--- start GIVEN ENTRIES ---
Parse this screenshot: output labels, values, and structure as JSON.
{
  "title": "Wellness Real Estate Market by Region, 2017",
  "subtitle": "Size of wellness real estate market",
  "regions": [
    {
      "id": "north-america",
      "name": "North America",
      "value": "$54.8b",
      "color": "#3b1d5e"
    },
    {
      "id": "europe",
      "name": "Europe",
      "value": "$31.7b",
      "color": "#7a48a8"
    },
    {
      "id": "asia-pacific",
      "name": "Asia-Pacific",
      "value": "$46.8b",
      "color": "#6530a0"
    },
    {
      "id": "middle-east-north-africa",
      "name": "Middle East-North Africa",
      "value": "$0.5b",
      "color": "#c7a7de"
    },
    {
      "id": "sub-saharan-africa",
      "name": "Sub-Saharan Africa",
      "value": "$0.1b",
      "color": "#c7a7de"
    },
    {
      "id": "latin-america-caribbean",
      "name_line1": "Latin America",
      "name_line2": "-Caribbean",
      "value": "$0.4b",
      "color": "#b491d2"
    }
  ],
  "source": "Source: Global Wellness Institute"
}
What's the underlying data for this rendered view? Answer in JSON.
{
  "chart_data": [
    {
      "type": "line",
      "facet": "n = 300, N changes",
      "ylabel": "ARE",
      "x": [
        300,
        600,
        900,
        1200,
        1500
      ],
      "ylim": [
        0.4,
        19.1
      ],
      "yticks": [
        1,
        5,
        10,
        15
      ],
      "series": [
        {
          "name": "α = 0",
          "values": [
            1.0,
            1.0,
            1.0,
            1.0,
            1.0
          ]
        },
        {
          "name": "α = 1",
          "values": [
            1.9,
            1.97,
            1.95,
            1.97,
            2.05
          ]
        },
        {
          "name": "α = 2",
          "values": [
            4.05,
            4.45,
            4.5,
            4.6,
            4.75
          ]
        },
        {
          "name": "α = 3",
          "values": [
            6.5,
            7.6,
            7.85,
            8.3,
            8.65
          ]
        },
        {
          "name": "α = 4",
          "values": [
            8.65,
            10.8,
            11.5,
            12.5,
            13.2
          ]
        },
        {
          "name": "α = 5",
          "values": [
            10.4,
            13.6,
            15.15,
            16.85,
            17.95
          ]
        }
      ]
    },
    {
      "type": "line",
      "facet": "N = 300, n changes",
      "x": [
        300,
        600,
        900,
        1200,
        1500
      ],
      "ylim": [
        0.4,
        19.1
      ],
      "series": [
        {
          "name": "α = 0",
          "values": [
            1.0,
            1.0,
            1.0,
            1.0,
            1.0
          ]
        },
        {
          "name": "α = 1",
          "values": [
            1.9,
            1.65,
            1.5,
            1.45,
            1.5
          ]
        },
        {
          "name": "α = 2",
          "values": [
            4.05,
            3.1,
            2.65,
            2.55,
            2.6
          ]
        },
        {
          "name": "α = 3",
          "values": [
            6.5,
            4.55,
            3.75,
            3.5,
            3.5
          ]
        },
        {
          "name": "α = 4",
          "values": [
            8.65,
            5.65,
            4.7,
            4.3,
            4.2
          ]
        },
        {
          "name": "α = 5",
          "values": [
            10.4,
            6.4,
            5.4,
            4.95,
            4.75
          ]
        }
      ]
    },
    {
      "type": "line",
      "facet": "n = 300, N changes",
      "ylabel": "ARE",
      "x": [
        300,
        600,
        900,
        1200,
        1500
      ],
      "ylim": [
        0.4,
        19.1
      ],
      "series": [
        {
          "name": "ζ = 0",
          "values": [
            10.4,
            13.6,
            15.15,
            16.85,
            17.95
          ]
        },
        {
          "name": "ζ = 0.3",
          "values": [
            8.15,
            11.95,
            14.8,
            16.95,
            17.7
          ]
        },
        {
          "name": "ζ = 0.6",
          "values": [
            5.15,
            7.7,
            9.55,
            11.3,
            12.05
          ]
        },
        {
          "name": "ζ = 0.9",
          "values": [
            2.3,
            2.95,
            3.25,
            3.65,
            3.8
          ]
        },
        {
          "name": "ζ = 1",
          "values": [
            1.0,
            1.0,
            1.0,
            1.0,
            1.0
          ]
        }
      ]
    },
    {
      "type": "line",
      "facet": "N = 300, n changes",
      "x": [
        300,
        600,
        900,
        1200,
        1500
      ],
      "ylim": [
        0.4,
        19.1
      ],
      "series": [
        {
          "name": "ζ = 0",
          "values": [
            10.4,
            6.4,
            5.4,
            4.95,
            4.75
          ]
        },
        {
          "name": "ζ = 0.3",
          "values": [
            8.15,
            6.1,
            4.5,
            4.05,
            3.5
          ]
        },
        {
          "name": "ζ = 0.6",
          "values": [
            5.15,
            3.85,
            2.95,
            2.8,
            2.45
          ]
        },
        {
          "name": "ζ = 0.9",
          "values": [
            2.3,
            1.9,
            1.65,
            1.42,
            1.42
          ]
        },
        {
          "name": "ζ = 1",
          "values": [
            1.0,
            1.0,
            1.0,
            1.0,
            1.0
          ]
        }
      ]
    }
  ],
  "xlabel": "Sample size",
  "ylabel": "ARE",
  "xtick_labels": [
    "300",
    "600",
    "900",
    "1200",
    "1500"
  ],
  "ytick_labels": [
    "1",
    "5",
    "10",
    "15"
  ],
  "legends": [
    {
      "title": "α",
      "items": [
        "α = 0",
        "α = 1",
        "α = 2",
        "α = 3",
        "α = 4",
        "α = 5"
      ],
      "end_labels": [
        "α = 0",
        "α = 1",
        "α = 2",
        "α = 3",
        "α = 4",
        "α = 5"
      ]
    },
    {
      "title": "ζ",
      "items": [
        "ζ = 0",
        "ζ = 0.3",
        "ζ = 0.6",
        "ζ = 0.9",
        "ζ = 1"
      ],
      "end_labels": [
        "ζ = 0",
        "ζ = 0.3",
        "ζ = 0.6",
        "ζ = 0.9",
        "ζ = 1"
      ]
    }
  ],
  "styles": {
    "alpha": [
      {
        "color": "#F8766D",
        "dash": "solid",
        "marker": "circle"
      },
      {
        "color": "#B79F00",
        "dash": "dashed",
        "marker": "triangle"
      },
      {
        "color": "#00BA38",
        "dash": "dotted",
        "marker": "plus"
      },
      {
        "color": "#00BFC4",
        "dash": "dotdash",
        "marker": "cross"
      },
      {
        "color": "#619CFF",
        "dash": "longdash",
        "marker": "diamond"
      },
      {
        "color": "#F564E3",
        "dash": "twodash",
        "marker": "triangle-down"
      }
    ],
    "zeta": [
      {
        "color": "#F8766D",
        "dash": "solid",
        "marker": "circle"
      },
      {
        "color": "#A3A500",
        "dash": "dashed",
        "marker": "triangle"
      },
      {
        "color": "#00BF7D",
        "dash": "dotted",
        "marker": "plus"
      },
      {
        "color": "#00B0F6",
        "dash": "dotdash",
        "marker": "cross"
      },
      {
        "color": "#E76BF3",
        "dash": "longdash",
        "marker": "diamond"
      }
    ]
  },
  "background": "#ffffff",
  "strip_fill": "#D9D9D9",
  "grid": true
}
--- end GIVEN ENTRIES ---
• _STATED TASK_: Write out every record, exactly as written.

• _CORRECT RESULT_:
Parse this screenshot: output labels, values, and structure as JSON.
{
  "title": "Wellness Real Estate Market by Region, 2017",
  "subtitle": "Size of wellness real estate market",
  "regions": [
    {
      "id": "north-america",
      "name": "North America",
      "value": "$54.8b",
      "color": "#3b1d5e"
    },
    {
      "id": "europe",
      "name": "Europe",
      "value": "$31.7b",
      "color": "#7a48a8"
    },
    {
      "id": "asia-pacific",
      "name": "Asia-Pacific",
      "value": "$46.8b",
      "color": "#6530a0"
    },
    {
      "id": "middle-east-north-africa",
      "name": "Middle East-North Africa",
      "value": "$0.5b",
      "color": "#c7a7de"
    },
    {
      "id": "sub-saharan-africa",
      "name": "Sub-Saharan Africa",
      "value": "$0.1b",
      "color": "#c7a7de"
    },
    {
      "id": "latin-america-caribbean",
      "name_line1": "Latin America",
      "name_line2": "-Caribbean",
      "value": "$0.4b",
      "color": "#b491d2"
    }
  ],
  "source": "Source: Global Wellness Institute"
}
What's the underlying data for this rendered view? Answer in JSON.
{
  "chart_data": [
    {
      "type": "line",
      "facet": "n = 300, N changes",
      "ylabel": "ARE",
      "x": [
        300,
        600,
        900,
        1200,
        1500
      ],
      "ylim": [
        0.4,
        19.1
      ],
      "yticks": [
        1,
        5,
        10,
        15
      ],
      "series": [
        {
          "name": "α = 0",
          "values": [
            1.0,
            1.0,
            1.0,
            1.0,
            1.0
          ]
        },
        {
          "name": "α = 1",
          "values": [
            1.9,
            1.97,
            1.95,
            1.97,
            2.05
          ]
        },
        {
          "name": "α = 2",
          "values": [
            4.05,
            4.45,
            4.5,
            4.6,
            4.75
          ]
        },
        {
          "name": "α = 3",
          "values": [
            6.5,
            7.6,
            7.85,
            8.3,
            8.65
          ]
        },
        {
          "name": "α = 4",
          "values": [
            8.65,
            10.8,
            11.5,
            12.5,
            13.2
          ]
        },
        {
          "name": "α = 5",
          "values": [
            10.4,
            13.6,
            15.15,
            16.85,
            17.95
          ]
        }
      ]
    },
    {
      "type": "line",
      "facet": "N = 300, n changes",
      "x": [
        300,
        600,
        900,
        1200,
        1500
      ],
      "ylim": [
        0.4,
        19.1
      ],
      "series": [
        {
          "name": "α = 0",
          "values": [
            1.0,
            1.0,
            1.0,
            1.0,
            1.0
          ]
        },
        {
          "name": "α = 1",
          "values": [
            1.9,
            1.65,
            1.5,
            1.45,
            1.5
          ]
        },
        {
          "name": "α = 2",
          "values": [
            4.05,
            3.1,
            2.65,
            2.55,
            2.6
          ]
        },
        {
          "name": "α = 3",
          "values": [
            6.5,
            4.55,
            3.75,
            3.5,
            3.5
          ]
        },
        {
          "name": "α = 4",
          "values": [
            8.65,
            5.65,
            4.7,
            4.3,
            4.2
          ]
        },
        {
          "name": "α = 5",
          "values": [
            10.4,
            6.4,
            5.4,
            4.95,
            4.75
          ]
        }
      ]
    },
    {
      "type": "line",
      "facet": "n = 300, N changes",
      "ylabel": "ARE",
      "x": [
        300,
        600,
        900,
        1200,
        1500
      ],
      "ylim": [
        0.4,
        19.1
      ],
      "series": [
        {
          "name": "ζ = 0",
          "values": [
            10.4,
            13.6,
            15.15,
            16.85,
            17.95
          ]
        },
        {
          "name": "ζ = 0.3",
          "values": [
            8.15,
            11.95,
            14.8,
            16.95,
            17.7
          ]
        },
        {
          "name": "ζ = 0.6",
          "values": [
            5.15,
            7.7,
            9.55,
            11.3,
            12.05
          ]
        },
        {
          "name": "ζ = 0.9",
          "values": [
            2.3,
            2.95,
            3.25,
            3.65,
            3.8
          ]
        },
        {
          "name": "ζ = 1",
          "values": [
            1.0,
            1.0,
            1.0,
            1.0,
            1.0
          ]
        }
      ]
    },
    {
      "type": "line",
      "facet": "N = 300, n changes",
      "x": [
        300,
        600,
        900,
        1200,
        1500
      ],
      "ylim": [
        0.4,
        19.1
      ],
      "series": [
        {
          "name": "ζ = 0",
          "values": [
            10.4,
            6.4,
            5.4,
            4.95,
            4.75
          ]
        },
        {
          "name": "ζ = 0.3",
          "values": [
            8.15,
            6.1,
            4.5,
            4.05,
            3.5
          ]
        },
        {
          "name": "ζ = 0.6",
          "values": [
            5.15,
            3.85,
            2.95,
            2.8,
            2.45
          ]
        },
        {
          "name": "ζ = 0.9",
          "values": [
            2.3,
            1.9,
            1.65,
            1.42,
            1.42
          ]
        },
        {
          "name": "ζ = 1",
          "values": [
            1.0,
            1.0,
            1.0,
            1.0,
            1.0
          ]
        }
      ]
    }
  ],
  "xlabel": "Sample size",
  "ylabel": "ARE",
  "xtick_labels": [
    "300",
    "600",
    "900",
    "1200",
    "1500"
  ],
  "ytick_labels": [
    "1",
    "5",
    "10",
    "15"
  ],
  "legends": [
    {
      "title": "α",
      "items": [
        "α = 0",
        "α = 1",
        "α = 2",
        "α = 3",
        "α = 4",
        "α = 5"
      ],
      "end_labels": [
        "α = 0",
        "α = 1",
        "α = 2",
        "α = 3",
        "α = 4",
        "α = 5"
      ]
    },
    {
      "title": "ζ",
      "items": [
        "ζ = 0",
        "ζ = 0.3",
        "ζ = 0.6",
        "ζ = 0.9",
        "ζ = 1"
      ],
      "end_labels": [
        "ζ = 0",
        "ζ = 0.3",
        "ζ = 0.6",
        "ζ = 0.9",
        "ζ = 1"
      ]
    }
  ],
  "styles": {
    "alpha": [
      {
        "color": "#F8766D",
        "dash": "solid",
        "marker": "circle"
      },
      {
        "color": "#B79F00",
        "dash": "dashed",
        "marker": "triangle"
      },
      {
        "color": "#00BA38",
        "dash": "dotted",
        "marker": "plus"
      },
      {
        "color": "#00BFC4",
        "dash": "dotdash",
        "marker": "cross"
      },
      {
        "color": "#619CFF",
        "dash": "longdash",
        "marker": "diamond"
      },
      {
        "color": "#F564E3",
        "dash": "twodash",
        "marker": "triangle-down"
      }
    ],
    "zeta": [
      {
        "color": "#F8766D",
        "dash": "solid",
        "marker": "circle"
      },
      {
        "color": "#A3A500",
        "dash": "dashed",
        "marker": "triangle"
      },
      {
        "color": "#00BF7D",
        "dash": "dotted",
        "marker": "plus"
      },
      {
        "color": "#00B0F6",
        "dash": "dotdash",
        "marker": "cross"
      },
      {
        "color": "#E76BF3",
        "dash": "longdash",
        "marker": "diamond"
      }
    ]
  },
  "background": "#ffffff",
  "strip_fill": "#D9D9D9",
  "grid": true
}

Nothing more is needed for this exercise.